:: INSTRUCTIONS TO FOLLOW ::
Report, as a bare number, how many lines hold "ylabel".

:: RECORDS SUPPLIED ::
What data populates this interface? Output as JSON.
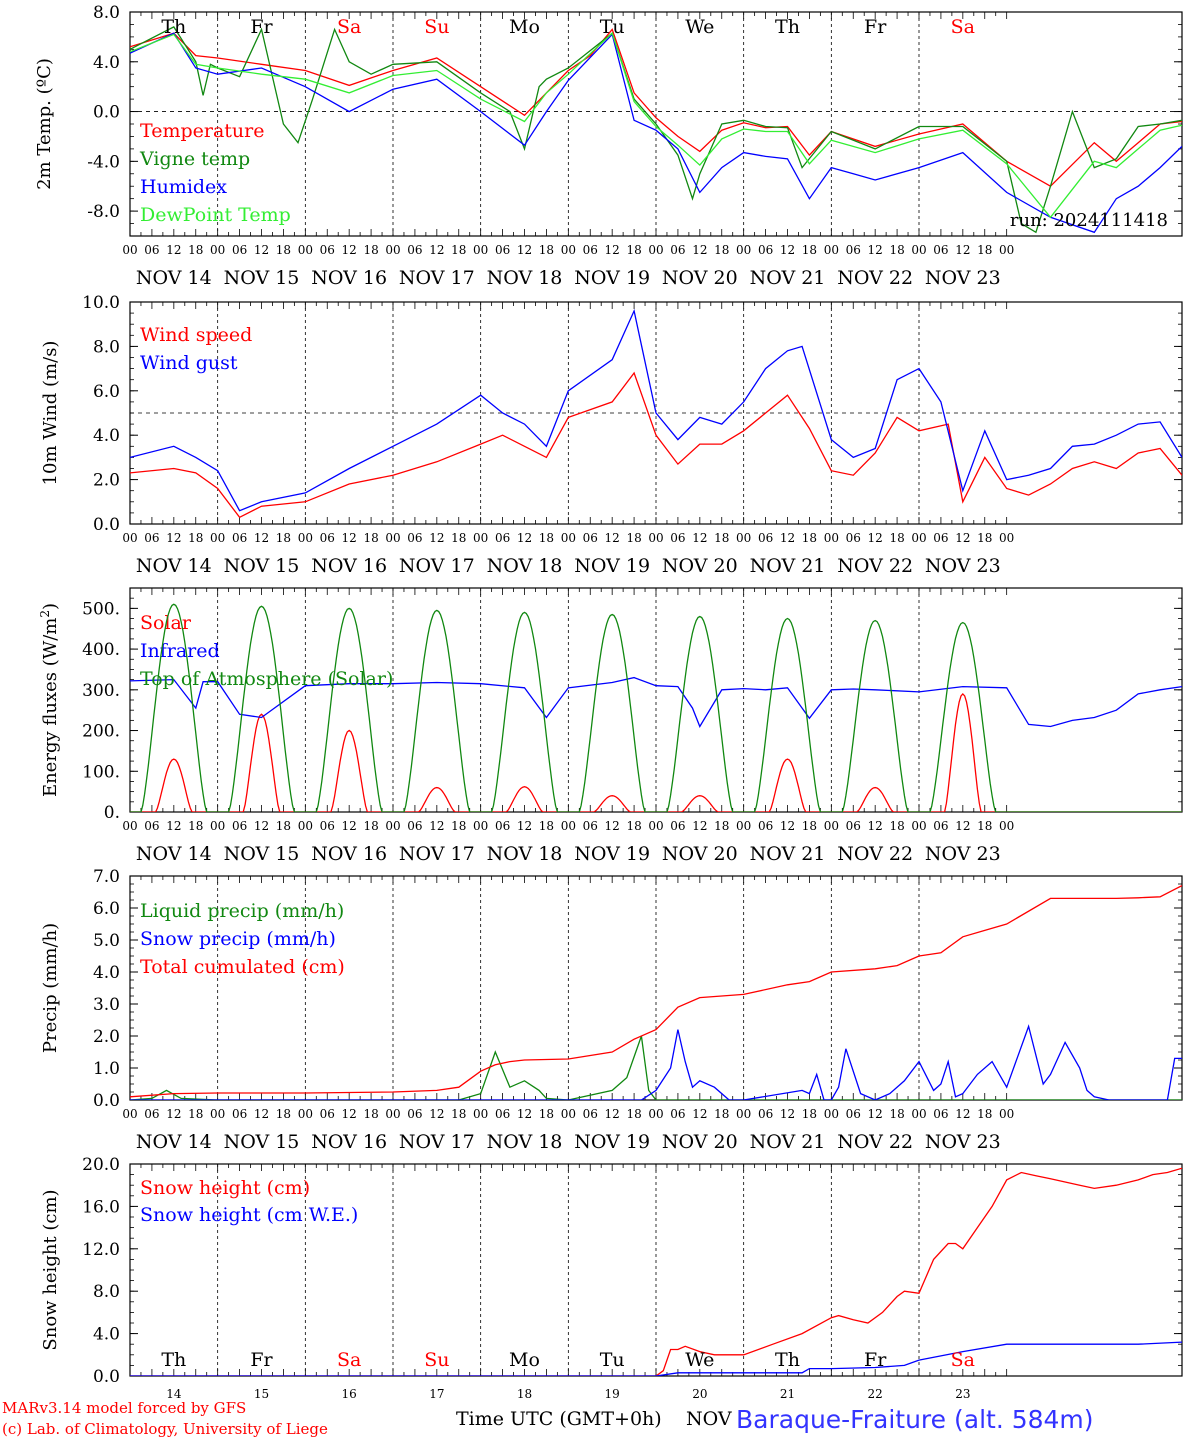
{
  "days": [
    "Th",
    "Fr",
    "Sa",
    "Su",
    "Mo",
    "Tu",
    "We",
    "Th",
    "Fr",
    "Sa"
  ],
  "day_colors": [
    "#000000",
    "#000000",
    "#ff0000",
    "#ff0000",
    "#000000",
    "#000000",
    "#000000",
    "#000000",
    "#000000",
    "#ff0000"
  ],
  "dates": [
    "NOV 14",
    "NOV 15",
    "NOV 16",
    "NOV 17",
    "NOV 18",
    "NOV 19",
    "NOV 20",
    "NOV 21",
    "NOV 22",
    "NOV 23"
  ],
  "hour_ticks": [
    "00",
    "06",
    "12",
    "18"
  ],
  "end_hour": "00",
  "bottom": {
    "day_numbers": [
      "14",
      "15",
      "16",
      "17",
      "18",
      "19",
      "20",
      "21",
      "22",
      "23"
    ],
    "xlabel": "Time UTC (GMT+0h)",
    "month": "NOV",
    "station": "Baraque-Fraiture (alt. 584m)",
    "credit_line1": "MARv3.14 model forced by GFS",
    "credit_line2": "(c) Lab. of Climatology, University of Liege"
  },
  "chart_data": [
    {
      "id": "temp",
      "type": "line",
      "ylabel": "2m Temp. (ºC)",
      "ylim": [
        -10,
        8
      ],
      "yticks": [
        8,
        4,
        0,
        -4,
        -8
      ],
      "ytick_labels": [
        "8.0",
        "4.0",
        "0.0",
        "-4.0",
        "-8.0"
      ],
      "ref_line": 0,
      "x_unit": "hours since Nov 14 00 UTC",
      "annotation": "run: 2024111418",
      "series": [
        {
          "name": "Temperature",
          "color": "#ff0000",
          "x": [
            0,
            12,
            18,
            24,
            36,
            48,
            60,
            72,
            84,
            96,
            108,
            120,
            126,
            132,
            138,
            144,
            150,
            156,
            162,
            168,
            174,
            180,
            186,
            192,
            204,
            216,
            228,
            240,
            252,
            264,
            270,
            276,
            282,
            288
          ],
          "y": [
            5.2,
            6.3,
            4.5,
            4.3,
            3.8,
            3.3,
            2.1,
            3.3,
            4.3,
            2.0,
            -0.3,
            3.3,
            4.5,
            6.6,
            1.5,
            -0.5,
            -2.0,
            -3.2,
            -1.5,
            -0.9,
            -1.3,
            -1.2,
            -3.5,
            -1.6,
            -2.8,
            -1.8,
            -1.0,
            -4.0,
            -6.0,
            -2.5,
            -4.0,
            -2.5,
            -1.0,
            -0.8
          ]
        },
        {
          "name": "Vigne temp",
          "color": "#118811",
          "x": [
            0,
            12,
            18,
            20,
            22,
            24,
            30,
            36,
            42,
            46,
            50,
            56,
            60,
            66,
            72,
            84,
            96,
            104,
            108,
            112,
            114,
            120,
            132,
            138,
            144,
            150,
            154,
            156,
            162,
            168,
            174,
            180,
            184,
            192,
            204,
            216,
            228,
            240,
            244,
            248,
            252,
            258,
            264,
            270,
            276,
            282,
            288
          ],
          "y": [
            5.0,
            6.8,
            4.0,
            1.3,
            3.8,
            3.5,
            2.8,
            6.6,
            -1.0,
            -2.5,
            1.0,
            6.6,
            4.0,
            3.0,
            3.8,
            4.0,
            1.5,
            0.0,
            -3.0,
            2.0,
            2.6,
            3.5,
            6.3,
            1.0,
            -1.0,
            -3.5,
            -7.0,
            -5.0,
            -1.0,
            -0.7,
            -1.2,
            -1.3,
            -4.5,
            -1.6,
            -3.0,
            -1.2,
            -1.2,
            -4.0,
            -9.0,
            -9.7,
            -6.0,
            0.0,
            -4.5,
            -3.8,
            -1.2,
            -1.0,
            -0.7
          ]
        },
        {
          "name": "Humidex",
          "color": "#0000ff",
          "x": [
            0,
            12,
            18,
            24,
            36,
            48,
            60,
            72,
            84,
            96,
            108,
            114,
            120,
            132,
            138,
            144,
            150,
            156,
            162,
            168,
            174,
            180,
            186,
            192,
            198,
            204,
            216,
            228,
            240,
            252,
            264,
            270,
            276,
            282,
            288
          ],
          "y": [
            4.7,
            6.3,
            3.5,
            3.0,
            3.5,
            2.0,
            0.0,
            1.8,
            2.6,
            0.0,
            -2.7,
            0.0,
            2.5,
            6.2,
            -0.7,
            -1.5,
            -3.0,
            -6.5,
            -4.5,
            -3.3,
            -3.6,
            -3.8,
            -7.0,
            -4.5,
            -5.0,
            -5.5,
            -4.5,
            -3.3,
            -6.5,
            -8.5,
            -9.7,
            -7.0,
            -6.0,
            -4.5,
            -2.8
          ]
        },
        {
          "name": "DewPoint Temp",
          "color": "#33ee33",
          "x": [
            0,
            12,
            18,
            24,
            36,
            48,
            60,
            72,
            84,
            96,
            108,
            114,
            120,
            132,
            138,
            144,
            150,
            156,
            162,
            168,
            174,
            180,
            186,
            192,
            204,
            216,
            228,
            240,
            252,
            264,
            270,
            276,
            282,
            288
          ],
          "y": [
            4.8,
            6.2,
            3.8,
            3.5,
            3.0,
            2.6,
            1.5,
            2.9,
            3.3,
            1.0,
            -0.8,
            1.5,
            3.0,
            6.3,
            0.8,
            -1.2,
            -2.7,
            -4.3,
            -2.2,
            -1.4,
            -1.6,
            -1.6,
            -4.2,
            -2.3,
            -3.3,
            -2.2,
            -1.5,
            -4.2,
            -8.5,
            -4.0,
            -4.5,
            -3.0,
            -1.5,
            -1.1
          ]
        }
      ]
    },
    {
      "id": "wind",
      "type": "line",
      "ylabel": "10m Wind (m/s)",
      "ylim": [
        0,
        10
      ],
      "yticks": [
        10,
        8,
        6,
        4,
        2,
        0
      ],
      "ytick_labels": [
        "10.0",
        "8.0",
        "6.0",
        "4.0",
        "2.0",
        "0.0"
      ],
      "ref_line": 5,
      "x_unit": "hours since Nov 14 00 UTC",
      "series": [
        {
          "name": "Wind speed",
          "color": "#ff0000",
          "x": [
            0,
            12,
            18,
            24,
            30,
            36,
            48,
            60,
            72,
            84,
            96,
            102,
            108,
            114,
            120,
            132,
            138,
            144,
            150,
            156,
            162,
            168,
            174,
            180,
            186,
            192,
            198,
            204,
            210,
            216,
            224,
            228,
            234,
            240,
            246,
            252,
            258,
            264,
            270,
            276,
            282,
            288
          ],
          "y": [
            2.3,
            2.5,
            2.3,
            1.6,
            0.3,
            0.8,
            1.0,
            1.8,
            2.2,
            2.8,
            3.6,
            4.0,
            3.5,
            3.0,
            4.8,
            5.5,
            6.8,
            4.0,
            2.7,
            3.6,
            3.6,
            4.2,
            5.0,
            5.8,
            4.3,
            2.4,
            2.2,
            3.2,
            4.8,
            4.2,
            4.5,
            1.0,
            3.0,
            1.6,
            1.3,
            1.8,
            2.5,
            2.8,
            2.5,
            3.2,
            3.4,
            2.2
          ]
        },
        {
          "name": "Wind gust",
          "color": "#0000ff",
          "x": [
            0,
            12,
            18,
            24,
            30,
            36,
            48,
            60,
            72,
            84,
            96,
            102,
            108,
            114,
            120,
            132,
            138,
            144,
            150,
            156,
            162,
            168,
            174,
            180,
            184,
            192,
            198,
            204,
            210,
            216,
            222,
            228,
            234,
            240,
            246,
            252,
            258,
            264,
            270,
            276,
            282,
            288
          ],
          "y": [
            3.0,
            3.5,
            3.0,
            2.4,
            0.6,
            1.0,
            1.4,
            2.5,
            3.5,
            4.5,
            5.8,
            5.0,
            4.5,
            3.5,
            6.0,
            7.4,
            9.6,
            5.0,
            3.8,
            4.8,
            4.5,
            5.5,
            7.0,
            7.8,
            8.0,
            3.8,
            3.0,
            3.4,
            6.5,
            7.0,
            5.5,
            1.5,
            4.2,
            2.0,
            2.2,
            2.5,
            3.5,
            3.6,
            4.0,
            4.5,
            4.6,
            3.0
          ]
        }
      ]
    },
    {
      "id": "flux",
      "type": "line",
      "ylabel": "Energy fluxes (W/m2)",
      "ylim": [
        0,
        550
      ],
      "yticks": [
        500,
        400,
        300,
        200,
        100,
        0
      ],
      "ytick_labels": [
        "500.",
        "400.",
        "300.",
        "200.",
        "100.",
        "0."
      ],
      "x_unit": "hours since Nov 14 00 UTC",
      "series": [
        {
          "name": "Solar",
          "color": "#ff0000",
          "peaks": [
            130,
            240,
            200,
            60,
            62,
            40,
            40,
            130,
            60,
            290
          ]
        },
        {
          "name": "Infrared",
          "color": "#0000ff",
          "x": [
            0,
            12,
            18,
            20,
            24,
            30,
            36,
            48,
            60,
            72,
            84,
            96,
            108,
            114,
            120,
            132,
            138,
            144,
            150,
            154,
            156,
            162,
            168,
            174,
            180,
            186,
            192,
            198,
            204,
            216,
            228,
            240,
            246,
            252,
            258,
            264,
            270,
            276,
            282,
            288
          ],
          "y": [
            322,
            325,
            255,
            320,
            320,
            240,
            232,
            310,
            315,
            315,
            318,
            315,
            305,
            232,
            305,
            318,
            330,
            310,
            308,
            255,
            210,
            300,
            303,
            300,
            305,
            230,
            300,
            302,
            300,
            295,
            308,
            305,
            215,
            210,
            225,
            232,
            250,
            290,
            300,
            308
          ]
        },
        {
          "name": "Top of Atmosphere (Solar)",
          "color": "#118811",
          "peaks": [
            510,
            505,
            500,
            495,
            490,
            485,
            480,
            475,
            470,
            465
          ]
        }
      ]
    },
    {
      "id": "precip",
      "type": "line",
      "ylabel": "Precip (mm/h)",
      "ylim": [
        0,
        7
      ],
      "yticks": [
        7,
        6,
        5,
        4,
        3,
        2,
        1,
        0
      ],
      "ytick_labels": [
        "7.0",
        "6.0",
        "5.0",
        "4.0",
        "3.0",
        "2.0",
        "1.0",
        "0.0"
      ],
      "x_unit": "hours since Nov 14 00 UTC",
      "series": [
        {
          "name": "Liquid precip (mm/h)",
          "color": "#118811",
          "x": [
            0,
            6,
            10,
            14,
            24,
            90,
            96,
            100,
            104,
            108,
            112,
            114,
            120,
            132,
            136,
            140,
            142,
            144,
            150,
            288
          ],
          "y": [
            0,
            0.05,
            0.3,
            0.05,
            0,
            0,
            0.2,
            1.5,
            0.4,
            0.6,
            0.3,
            0.05,
            0,
            0.3,
            0.7,
            2.0,
            0.3,
            0,
            0,
            0
          ]
        },
        {
          "name": "Snow precip (mm/h)",
          "color": "#0000ff",
          "x": [
            0,
            140,
            144,
            148,
            150,
            152,
            154,
            156,
            160,
            164,
            168,
            184,
            186,
            188,
            190,
            192,
            194,
            196,
            200,
            204,
            208,
            212,
            216,
            220,
            222,
            224,
            226,
            228,
            232,
            236,
            240,
            246,
            250,
            252,
            256,
            260,
            262,
            264,
            268,
            272,
            274,
            276,
            278,
            282,
            284,
            286,
            288
          ],
          "y": [
            0,
            0,
            0.3,
            1.0,
            2.2,
            1.2,
            0.4,
            0.6,
            0.4,
            0,
            0,
            0.3,
            0.2,
            0.8,
            0,
            0,
            0.4,
            1.6,
            0.2,
            0,
            0.2,
            0.6,
            1.2,
            0.3,
            0.5,
            1.2,
            0.1,
            0.2,
            0.8,
            1.2,
            0.4,
            2.3,
            0.5,
            0.8,
            1.8,
            1.0,
            0.3,
            0.1,
            0,
            0,
            0,
            0,
            0,
            0,
            0,
            1.3,
            1.3
          ]
        },
        {
          "name": "Total cumulated (cm)",
          "color": "#ff0000",
          "x": [
            0,
            12,
            24,
            48,
            72,
            84,
            90,
            96,
            100,
            104,
            108,
            120,
            132,
            138,
            144,
            150,
            156,
            168,
            180,
            186,
            192,
            204,
            210,
            216,
            222,
            228,
            234,
            240,
            252,
            264,
            270,
            276,
            282,
            288
          ],
          "y": [
            0.1,
            0.2,
            0.22,
            0.22,
            0.25,
            0.3,
            0.4,
            0.9,
            1.1,
            1.2,
            1.25,
            1.28,
            1.5,
            1.9,
            2.2,
            2.9,
            3.2,
            3.3,
            3.6,
            3.7,
            4.0,
            4.1,
            4.2,
            4.5,
            4.6,
            5.1,
            5.3,
            5.5,
            6.3,
            6.3,
            6.3,
            6.32,
            6.35,
            6.7
          ]
        }
      ]
    },
    {
      "id": "snow",
      "type": "line",
      "ylabel": "Snow height (cm)",
      "ylim": [
        0,
        20
      ],
      "yticks": [
        20,
        16,
        12,
        8,
        4,
        0
      ],
      "ytick_labels": [
        "20.0",
        "16.0",
        "12.0",
        "8.0",
        "4.0",
        "0.0"
      ],
      "x_unit": "hours since Nov 14 00 UTC",
      "series": [
        {
          "name": "Snow height (cm)",
          "color": "#ff0000",
          "x": [
            0,
            144,
            146,
            148,
            150,
            152,
            156,
            160,
            168,
            176,
            184,
            192,
            194,
            198,
            202,
            206,
            210,
            212,
            216,
            220,
            224,
            226,
            228,
            232,
            236,
            240,
            244,
            248,
            252,
            256,
            260,
            264,
            270,
            276,
            280,
            284,
            288
          ],
          "y": [
            0,
            0,
            0.5,
            2.5,
            2.5,
            2.8,
            2.3,
            2.0,
            2.0,
            3.0,
            4.0,
            5.5,
            5.7,
            5.3,
            5.0,
            6.0,
            7.5,
            8.0,
            7.8,
            11.0,
            12.5,
            12.5,
            12.0,
            14.0,
            16.0,
            18.5,
            19.2,
            18.9,
            18.6,
            18.3,
            18.0,
            17.7,
            18.0,
            18.5,
            19.0,
            19.2,
            19.6
          ]
        },
        {
          "name": "Snow height (cm W.E.)",
          "color": "#0000ff",
          "x": [
            0,
            144,
            150,
            168,
            184,
            186,
            192,
            204,
            212,
            216,
            228,
            240,
            252,
            264,
            276,
            288
          ],
          "y": [
            0,
            0,
            0.3,
            0.3,
            0.3,
            0.7,
            0.7,
            0.8,
            1.0,
            1.5,
            2.3,
            3.0,
            3.0,
            3.0,
            3.0,
            3.2
          ]
        }
      ]
    }
  ]
}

:: OUTPUT OF THE TASK ::
5